Task description ▸
Transcribe all the entries word for word, but omit the images.

Data for this task ▸

━━━━━━

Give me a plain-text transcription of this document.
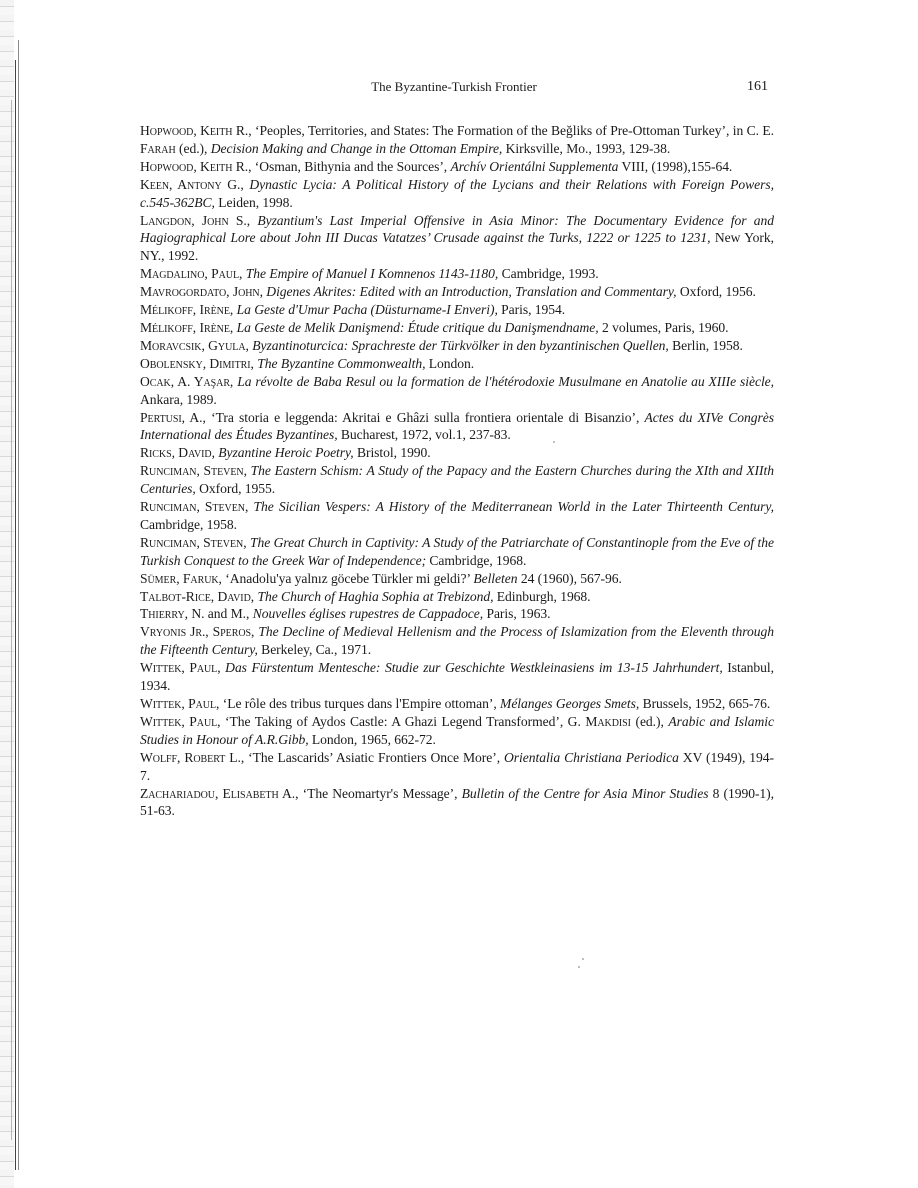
The Byzantine-Turkish Frontier	161

Hopwood, Keith R., ‘Peoples, Territories, and States: The Formation of the Beğliks of Pre-Ottoman Turkey’, in C. E. Farah (ed.), Decision Making and Change in the Ottoman Empire, Kirksville, Mo., 1993, 129-38.

Hopwood, Keith R., ‘Osman, Bithynia and the Sources’, Archív Orientálni Supplementa VIII, (1998),155-64.

Keen, Antony G., Dynastic Lycia: A Political History of the Lycians and their Relations with Foreign Powers, c.545-362BC, Leiden, 1998.

Langdon, John S., Byzantium's Last Imperial Offensive in Asia Minor: The Documentary Evidence for and Hagiographical Lore about John III Ducas Vatatzes’ Crusade against the Turks, 1222 or 1225 to 1231, New York, NY., 1992.

Magdalino, Paul, The Empire of Manuel I Komnenos 1143-1180, Cambridge, 1993.

Mavrogordato, John, Digenes Akrites: Edited with an Introduction, Translation and Commentary, Oxford, 1956.

Mélikoff, Irène, La Geste d'Umur Pacha (Düsturname-I Enveri), Paris, 1954.

Mélikoff, Irène, La Geste de Melik Danişmend: Étude critique du Danişmendname, 2 volumes, Paris, 1960.

Moravcsik, Gyula, Byzantinoturcica: Sprachreste der Türkvölker in den byzantinischen Quellen, Berlin, 1958.

Obolensky, Dimitri, The Byzantine Commonwealth, London.

Ocak, A. Yaşar, La révolte de Baba Resul ou la formation de l'hétérodoxie Musulmane en Anatolie au XIIIe siècle, Ankara, 1989.

Pertusi, A., ‘Tra storia e leggenda: Akritai e Ghâzi sulla frontiera orientale di Bisanzio’, Actes du XIVe Congrès International des Études Byzantines, Bucharest, 1972, vol.1, 237-83.

Ricks, David, Byzantine Heroic Poetry, Bristol, 1990.

Runciman, Steven, The Eastern Schism: A Study of the Papacy and the Eastern Churches during the XIth and XIIth Centuries, Oxford, 1955.

Runciman, Steven, The Sicilian Vespers: A History of the Mediterranean World in the Later Thirteenth Century, Cambridge, 1958.

Runciman, Steven, The Great Church in Captivity: A Study of the Patriarchate of Constantinople from the Eve of the Turkish Conquest to the Greek War of Independence; Cambridge, 1968.

Sümer, Faruk, ‘Anadolu'ya yalnız göcebe Türkler mi geldi?’ Belleten 24 (1960), 567-96.

Talbot-Rice, David, The Church of Haghia Sophia at Trebizond, Edinburgh, 1968.

Thierry, N. and M., Nouvelles églises rupestres de Cappadoce, Paris, 1963.

Vryonis Jr., Speros, The Decline of Medieval Hellenism and the Process of Islamization from the Eleventh through the Fifteenth Century, Berkeley, Ca., 1971.

Wittek, Paul, Das Fürstentum Mentesche: Studie zur Geschichte Westkleinasiens im 13-15 Jahrhundert, Istanbul, 1934.

Wittek, Paul, ‘Le rôle des tribus turques dans l'Empire ottoman’, Mélanges Georges Smets, Brussels, 1952, 665-76.

Wittek, Paul, ‘The Taking of Aydos Castle: A Ghazi Legend Transformed’, G. Makdisi (ed.), Arabic and Islamic Studies in Honour of A.R.Gibb, London, 1965, 662-72.

Wolff, Robert L., ‘The Lascarids’ Asiatic Frontiers Once More’, Orientalia Christiana Periodica XV (1949), 194-7.

Zachariadou, Elisabeth A., ‘The Neomartyr's Message’, Bulletin of the Centre for Asia Minor Studies 8 (1990-1), 51-63.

━━━━━━

Solution ▸
Give me a plain-text transcription of this document.
The Byzantine-Turkish Frontier	161

Hopwood, Keith R., ‘Peoples, Territories, and States: The Formation of the Beğliks of Pre-Ottoman Turkey’, in C. E. Farah (ed.), Decision Making and Change in the Ottoman Empire, Kirksville, Mo., 1993, 129-38.

Hopwood, Keith R., ‘Osman, Bithynia and the Sources’, Archív Orientálni Supplementa VIII, (1998),155-64.

Keen, Antony G., Dynastic Lycia: A Political History of the Lycians and their Relations with Foreign Powers, c.545-362BC, Leiden, 1998.

Langdon, John S., Byzantium's Last Imperial Offensive in Asia Minor: The Documentary Evidence for and Hagiographical Lore about John III Ducas Vatatzes’ Crusade against the Turks, 1222 or 1225 to 1231, New York, NY., 1992.

Magdalino, Paul, The Empire of Manuel I Komnenos 1143-1180, Cambridge, 1993.

Mavrogordato, John, Digenes Akrites: Edited with an Introduction, Translation and Commentary, Oxford, 1956.

Mélikoff, Irène, La Geste d'Umur Pacha (Düsturname-I Enveri), Paris, 1954.

Mélikoff, Irène, La Geste de Melik Danişmend: Étude critique du Danişmendname, 2 volumes, Paris, 1960.

Moravcsik, Gyula, Byzantinoturcica: Sprachreste der Türkvölker in den byzantinischen Quellen, Berlin, 1958.

Obolensky, Dimitri, The Byzantine Commonwealth, London.

Ocak, A. Yaşar, La révolte de Baba Resul ou la formation de l'hétérodoxie Musulmane en Anatolie au XIIIe siècle, Ankara, 1989.

Pertusi, A., ‘Tra storia e leggenda: Akritai e Ghâzi sulla frontiera orientale di Bisanzio’, Actes du XIVe Congrès International des Études Byzantines, Bucharest, 1972, vol.1, 237-83.

Ricks, David, Byzantine Heroic Poetry, Bristol, 1990.

Runciman, Steven, The Eastern Schism: A Study of the Papacy and the Eastern Churches during the XIth and XIIth Centuries, Oxford, 1955.

Runciman, Steven, The Sicilian Vespers: A History of the Mediterranean World in the Later Thirteenth Century, Cambridge, 1958.

Runciman, Steven, The Great Church in Captivity: A Study of the Patriarchate of Constantinople from the Eve of the Turkish Conquest to the Greek War of Independence; Cambridge, 1968.

Sümer, Faruk, ‘Anadolu'ya yalnız göcebe Türkler mi geldi?’ Belleten 24 (1960), 567-96.

Talbot-Rice, David, The Church of Haghia Sophia at Trebizond, Edinburgh, 1968.

Thierry, N. and M., Nouvelles églises rupestres de Cappadoce, Paris, 1963.

Vryonis Jr., Speros, The Decline of Medieval Hellenism and the Process of Islamization from the Eleventh through the Fifteenth Century, Berkeley, Ca., 1971.

Wittek, Paul, Das Fürstentum Mentesche: Studie zur Geschichte Westkleinasiens im 13-15 Jahrhundert, Istanbul, 1934.

Wittek, Paul, ‘Le rôle des tribus turques dans l'Empire ottoman’, Mélanges Georges Smets, Brussels, 1952, 665-76.

Wittek, Paul, ‘The Taking of Aydos Castle: A Ghazi Legend Transformed’, G. Makdisi (ed.), Arabic and Islamic Studies in Honour of A.R.Gibb, London, 1965, 662-72.

Wolff, Robert L., ‘The Lascarids’ Asiatic Frontiers Once More’, Orientalia Christiana Periodica XV (1949), 194-7.

Zachariadou, Elisabeth A., ‘The Neomartyr's Message’, Bulletin of the Centre for Asia Minor Studies 8 (1990-1), 51-63.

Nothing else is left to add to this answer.